DATASET EXCERPTS:

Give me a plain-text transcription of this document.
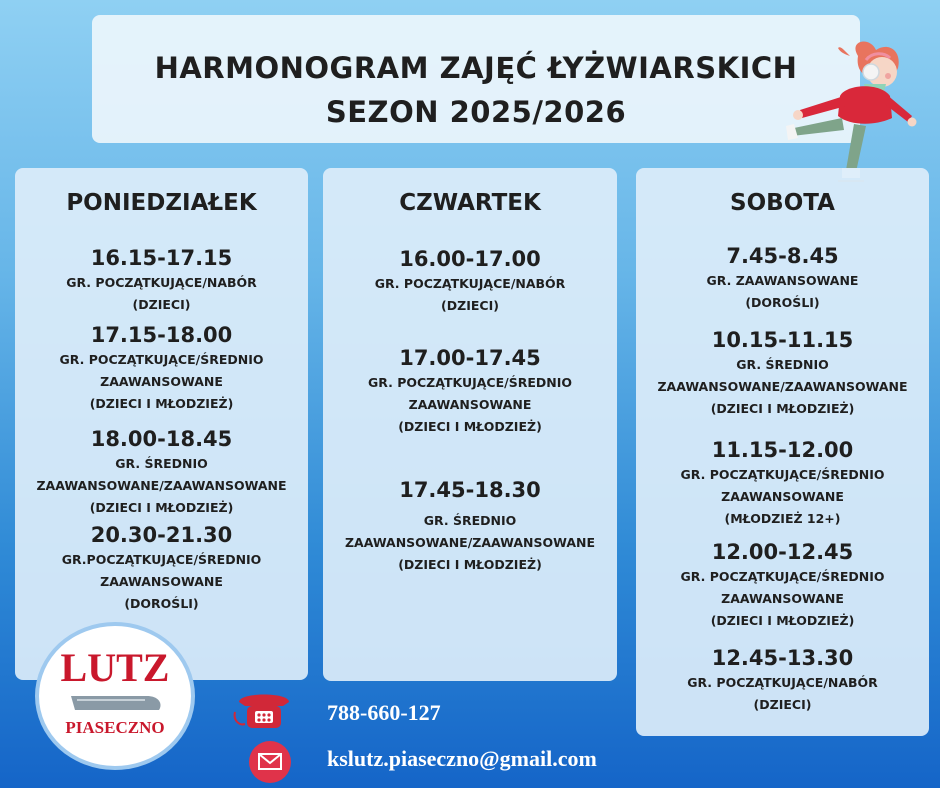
HARMONOGRAM ZAJĘĆ ŁYŻWIARSKICH
SEZON 2025/2026
PONIEDZIAŁEK
16.15-17.15
GR. POCZĄTKUJĄCE/NABÓR
(DZIECI)
17.15-18.00
GR. POCZĄTKUJĄCE/ŚREDNIO
ZAAWANSOWANE
(DZIECI I MŁODZIEŻ)
18.00-18.45
GR. ŚREDNIO
ZAAWANSOWANE/ZAAWANSOWANE
(DZIECI I MŁODZIEŻ)
20.30-21.30
GR.POCZĄTKUJĄCE/ŚREDNIO
ZAAWANSOWANE
(DOROŚLI)
CZWARTEK
16.00-17.00
GR. POCZĄTKUJĄCE/NABÓR
(DZIECI)
17.00-17.45
GR. POCZĄTKUJĄCE/ŚREDNIO
ZAAWANSOWANE
(DZIECI I MŁODZIEŻ)
17.45-18.30
GR. ŚREDNIO
ZAAWANSOWANE/ZAAWANSOWANE
(DZIECI I MŁODZIEŻ)
SOBOTA
7.45-8.45
GR. ZAAWANSOWANE
(DOROŚLI)
10.15-11.15
GR. ŚREDNIO
ZAAWANSOWANE/ZAAWANSOWANE
(DZIECI I MŁODZIEŻ)
11.15-12.00
GR. POCZĄTKUJĄCE/ŚREDNIO
ZAAWANSOWANE
(MŁODZIEŻ 12+)
12.00-12.45
GR. POCZĄTKUJĄCE/ŚREDNIO
ZAAWANSOWANE
(DZIECI I MŁODZIEŻ)
12.45-13.30
GR. POCZĄTKUJĄCE/NABÓR
(DZIECI)
LUTZ
PIASECZNO
788-660-127
kslutz.piaseczno@gmail.com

EXERCISE INSTRUCTIONS: Transcribe every line in the entries above, taking out only the images.

COMPLETE OUTPUT:
Give me a plain-text transcription of this document.
HARMONOGRAM ZAJĘĆ ŁYŻWIARSKICH
SEZON 2025/2026
PONIEDZIAŁEK
16.15-17.15
GR. POCZĄTKUJĄCE/NABÓR
(DZIECI)
17.15-18.00
GR. POCZĄTKUJĄCE/ŚREDNIO
ZAAWANSOWANE
(DZIECI I MŁODZIEŻ)
18.00-18.45
GR. ŚREDNIO
ZAAWANSOWANE/ZAAWANSOWANE
(DZIECI I MŁODZIEŻ)
20.30-21.30
GR.POCZĄTKUJĄCE/ŚREDNIO
ZAAWANSOWANE
(DOROŚLI)
CZWARTEK
16.00-17.00
GR. POCZĄTKUJĄCE/NABÓR
(DZIECI)
17.00-17.45
GR. POCZĄTKUJĄCE/ŚREDNIO
ZAAWANSOWANE
(DZIECI I MŁODZIEŻ)
17.45-18.30
GR. ŚREDNIO
ZAAWANSOWANE/ZAAWANSOWANE
(DZIECI I MŁODZIEŻ)
SOBOTA
7.45-8.45
GR. ZAAWANSOWANE
(DOROŚLI)
10.15-11.15
GR. ŚREDNIO
ZAAWANSOWANE/ZAAWANSOWANE
(DZIECI I MŁODZIEŻ)
11.15-12.00
GR. POCZĄTKUJĄCE/ŚREDNIO
ZAAWANSOWANE
(MŁODZIEŻ 12+)
12.00-12.45
GR. POCZĄTKUJĄCE/ŚREDNIO
ZAAWANSOWANE
(DZIECI I MŁODZIEŻ)
12.45-13.30
GR. POCZĄTKUJĄCE/NABÓR
(DZIECI)
LUTZ
PIASECZNO
788-660-127
kslutz.piaseczno@gmail.com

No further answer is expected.